● **GIVEN REQUEST**
Transcribe the records below exactly.

Stored items
## start
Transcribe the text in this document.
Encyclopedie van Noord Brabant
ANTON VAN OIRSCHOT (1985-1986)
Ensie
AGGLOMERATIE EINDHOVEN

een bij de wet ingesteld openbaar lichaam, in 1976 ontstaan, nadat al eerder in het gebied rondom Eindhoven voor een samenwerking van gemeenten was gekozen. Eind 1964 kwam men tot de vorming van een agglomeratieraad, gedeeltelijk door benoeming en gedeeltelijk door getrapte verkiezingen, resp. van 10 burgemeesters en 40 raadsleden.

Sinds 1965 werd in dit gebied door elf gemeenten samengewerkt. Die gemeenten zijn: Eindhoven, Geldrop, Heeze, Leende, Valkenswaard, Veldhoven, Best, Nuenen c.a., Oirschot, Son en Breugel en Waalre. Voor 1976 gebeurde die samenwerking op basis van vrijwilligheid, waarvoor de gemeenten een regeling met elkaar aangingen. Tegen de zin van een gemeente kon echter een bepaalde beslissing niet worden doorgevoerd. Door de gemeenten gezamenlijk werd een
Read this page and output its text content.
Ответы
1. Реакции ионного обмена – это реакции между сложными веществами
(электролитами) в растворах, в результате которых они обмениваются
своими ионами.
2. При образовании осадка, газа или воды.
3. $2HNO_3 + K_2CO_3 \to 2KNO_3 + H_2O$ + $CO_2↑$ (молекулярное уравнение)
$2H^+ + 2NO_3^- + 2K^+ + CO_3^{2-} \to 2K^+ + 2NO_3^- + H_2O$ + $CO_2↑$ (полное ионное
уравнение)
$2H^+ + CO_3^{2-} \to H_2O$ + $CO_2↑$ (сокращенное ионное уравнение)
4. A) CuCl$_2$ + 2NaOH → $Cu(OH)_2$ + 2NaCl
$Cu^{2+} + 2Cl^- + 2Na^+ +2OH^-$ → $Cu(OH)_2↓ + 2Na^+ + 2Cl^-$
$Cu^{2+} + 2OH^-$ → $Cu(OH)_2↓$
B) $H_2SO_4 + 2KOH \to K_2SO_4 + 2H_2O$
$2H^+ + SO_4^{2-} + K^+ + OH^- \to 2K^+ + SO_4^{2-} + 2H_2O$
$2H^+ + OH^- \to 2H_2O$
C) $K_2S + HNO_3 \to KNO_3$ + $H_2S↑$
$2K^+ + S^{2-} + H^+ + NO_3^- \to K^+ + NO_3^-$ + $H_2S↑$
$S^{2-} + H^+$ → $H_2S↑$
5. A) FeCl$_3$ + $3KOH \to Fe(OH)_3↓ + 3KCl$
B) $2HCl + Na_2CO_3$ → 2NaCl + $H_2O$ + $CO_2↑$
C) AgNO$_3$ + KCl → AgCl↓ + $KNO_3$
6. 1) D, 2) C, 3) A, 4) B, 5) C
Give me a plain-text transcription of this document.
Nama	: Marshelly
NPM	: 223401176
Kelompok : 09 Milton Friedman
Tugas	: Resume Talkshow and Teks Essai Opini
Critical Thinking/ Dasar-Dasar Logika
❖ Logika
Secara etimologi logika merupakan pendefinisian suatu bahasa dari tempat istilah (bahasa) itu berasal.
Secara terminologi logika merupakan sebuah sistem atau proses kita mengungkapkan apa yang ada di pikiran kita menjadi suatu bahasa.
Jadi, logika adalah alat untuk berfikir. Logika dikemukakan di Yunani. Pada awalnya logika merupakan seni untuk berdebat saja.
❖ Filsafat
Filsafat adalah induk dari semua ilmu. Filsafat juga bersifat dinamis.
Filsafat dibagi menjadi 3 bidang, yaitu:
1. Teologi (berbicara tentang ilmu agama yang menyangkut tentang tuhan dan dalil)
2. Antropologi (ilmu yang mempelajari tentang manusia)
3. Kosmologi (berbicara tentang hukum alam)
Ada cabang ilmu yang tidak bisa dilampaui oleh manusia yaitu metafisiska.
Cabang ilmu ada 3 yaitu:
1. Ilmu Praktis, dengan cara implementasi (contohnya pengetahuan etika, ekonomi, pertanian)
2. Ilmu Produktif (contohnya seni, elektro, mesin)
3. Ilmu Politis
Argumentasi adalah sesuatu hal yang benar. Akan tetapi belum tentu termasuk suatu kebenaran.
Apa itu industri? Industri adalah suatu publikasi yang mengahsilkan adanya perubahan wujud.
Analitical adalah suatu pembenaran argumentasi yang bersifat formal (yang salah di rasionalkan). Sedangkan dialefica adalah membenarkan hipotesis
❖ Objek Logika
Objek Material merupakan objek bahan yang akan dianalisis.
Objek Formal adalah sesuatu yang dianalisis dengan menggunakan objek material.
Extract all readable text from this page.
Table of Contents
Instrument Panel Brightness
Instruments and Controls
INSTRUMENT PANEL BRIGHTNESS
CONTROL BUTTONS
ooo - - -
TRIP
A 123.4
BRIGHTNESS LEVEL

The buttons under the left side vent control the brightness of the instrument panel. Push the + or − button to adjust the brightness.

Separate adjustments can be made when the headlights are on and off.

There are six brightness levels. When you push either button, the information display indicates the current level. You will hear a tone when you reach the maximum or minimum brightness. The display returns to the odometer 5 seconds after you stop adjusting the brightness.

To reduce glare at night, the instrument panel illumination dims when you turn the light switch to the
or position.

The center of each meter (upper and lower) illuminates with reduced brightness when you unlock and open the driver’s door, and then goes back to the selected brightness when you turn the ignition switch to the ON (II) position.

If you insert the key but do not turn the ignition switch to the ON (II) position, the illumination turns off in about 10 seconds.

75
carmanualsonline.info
## end
● **FINISHED TASK**
Transcribe the text in this document.
Encyclopedie van Noord Brabant
ANTON VAN OIRSCHOT (1985-1986)
Ensie
AGGLOMERATIE EINDHOVEN

een bij de wet ingesteld openbaar lichaam, in 1976 ontstaan, nadat al eerder in het gebied rondom Eindhoven voor een samenwerking van gemeenten was gekozen. Eind 1964 kwam men tot de vorming van een agglomeratieraad, gedeeltelijk door benoeming en gedeeltelijk door getrapte verkiezingen, resp. van 10 burgemeesters en 40 raadsleden.

Sinds 1965 werd in dit gebied door elf gemeenten samengewerkt. Die gemeenten zijn: Eindhoven, Geldrop, Heeze, Leende, Valkenswaard, Veldhoven, Best, Nuenen c.a., Oirschot, Son en Breugel en Waalre. Voor 1976 gebeurde die samenwerking op basis van vrijwilligheid, waarvoor de gemeenten een regeling met elkaar aangingen. Tegen de zin van een gemeente kon echter een bepaalde beslissing niet worden doorgevoerd. Door de gemeenten gezamenlijk werd een
Read this page and output its text content.
Ответы
1. Реакции ионного обмена – это реакции между сложными веществами
(электролитами) в растворах, в результате которых они обмениваются
своими ионами.
2. При образовании осадка, газа или воды.
3. $2HNO_3 + K_2CO_3 \to 2KNO_3 + H_2O$ + $CO_2↑$ (молекулярное уравнение)
$2H^+ + 2NO_3^- + 2K^+ + CO_3^{2-} \to 2K^+ + 2NO_3^- + H_2O$ + $CO_2↑$ (полное ионное
уравнение)
$2H^+ + CO_3^{2-} \to H_2O$ + $CO_2↑$ (сокращенное ионное уравнение)
4. A) CuCl$_2$ + 2NaOH → $Cu(OH)_2$ + 2NaCl
$Cu^{2+} + 2Cl^- + 2Na^+ +2OH^-$ → $Cu(OH)_2↓ + 2Na^+ + 2Cl^-$
$Cu^{2+} + 2OH^-$ → $Cu(OH)_2↓$
B) $H_2SO_4 + 2KOH \to K_2SO_4 + 2H_2O$
$2H^+ + SO_4^{2-} + K^+ + OH^- \to 2K^+ + SO_4^{2-} + 2H_2O$
$2H^+ + OH^- \to 2H_2O$
C) $K_2S + HNO_3 \to KNO_3$ + $H_2S↑$
$2K^+ + S^{2-} + H^+ + NO_3^- \to K^+ + NO_3^-$ + $H_2S↑$
$S^{2-} + H^+$ → $H_2S↑$
5. A) FeCl$_3$ + $3KOH \to Fe(OH)_3↓ + 3KCl$
B) $2HCl + Na_2CO_3$ → 2NaCl + $H_2O$ + $CO_2↑$
C) AgNO$_3$ + KCl → AgCl↓ + $KNO_3$
6. 1) D, 2) C, 3) A, 4) B, 5) C
Give me a plain-text transcription of this document.
Nama	: Marshelly
NPM	: 223401176
Kelompok : 09 Milton Friedman
Tugas	: Resume Talkshow and Teks Essai Opini
Critical Thinking/ Dasar-Dasar Logika
❖ Logika
Secara etimologi logika merupakan pendefinisian suatu bahasa dari tempat istilah (bahasa) itu berasal.
Secara terminologi logika merupakan sebuah sistem atau proses kita mengungkapkan apa yang ada di pikiran kita menjadi suatu bahasa.
Jadi, logika adalah alat untuk berfikir. Logika dikemukakan di Yunani. Pada awalnya logika merupakan seni untuk berdebat saja.
❖ Filsafat
Filsafat adalah induk dari semua ilmu. Filsafat juga bersifat dinamis.
Filsafat dibagi menjadi 3 bidang, yaitu:
1. Teologi (berbicara tentang ilmu agama yang menyangkut tentang tuhan dan dalil)
2. Antropologi (ilmu yang mempelajari tentang manusia)
3. Kosmologi (berbicara tentang hukum alam)
Ada cabang ilmu yang tidak bisa dilampaui oleh manusia yaitu metafisiska.
Cabang ilmu ada 3 yaitu:
1. Ilmu Praktis, dengan cara implementasi (contohnya pengetahuan etika, ekonomi, pertanian)
2. Ilmu Produktif (contohnya seni, elektro, mesin)
3. Ilmu Politis
Argumentasi adalah sesuatu hal yang benar. Akan tetapi belum tentu termasuk suatu kebenaran.
Apa itu industri? Industri adalah suatu publikasi yang mengahsilkan adanya perubahan wujud.
Analitical adalah suatu pembenaran argumentasi yang bersifat formal (yang salah di rasionalkan). Sedangkan dialefica adalah membenarkan hipotesis
❖ Objek Logika
Objek Material merupakan objek bahan yang akan dianalisis.
Objek Formal adalah sesuatu yang dianalisis dengan menggunakan objek material.
Extract all readable text from this page.
Table of Contents
Instrument Panel Brightness
Instruments and Controls
INSTRUMENT PANEL BRIGHTNESS
CONTROL BUTTONS
ooo - - -
TRIP
A 123.4
BRIGHTNESS LEVEL

The buttons under the left side vent control the brightness of the instrument panel. Push the + or − button to adjust the brightness.

Separate adjustments can be made when the headlights are on and off.

There are six brightness levels. When you push either button, the information display indicates the current level. You will hear a tone when you reach the maximum or minimum brightness. The display returns to the odometer 5 seconds after you stop adjusting the brightness.

To reduce glare at night, the instrument panel illumination dims when you turn the light switch to the
or position.

The center of each meter (upper and lower) illuminates with reduced brightness when you unlock and open the driver’s door, and then goes back to the selected brightness when you turn the ignition switch to the ON (II) position.

If you insert the key but do not turn the ignition switch to the ON (II) position, the illumination turns off in about 10 seconds.

75
carmanualsonline.info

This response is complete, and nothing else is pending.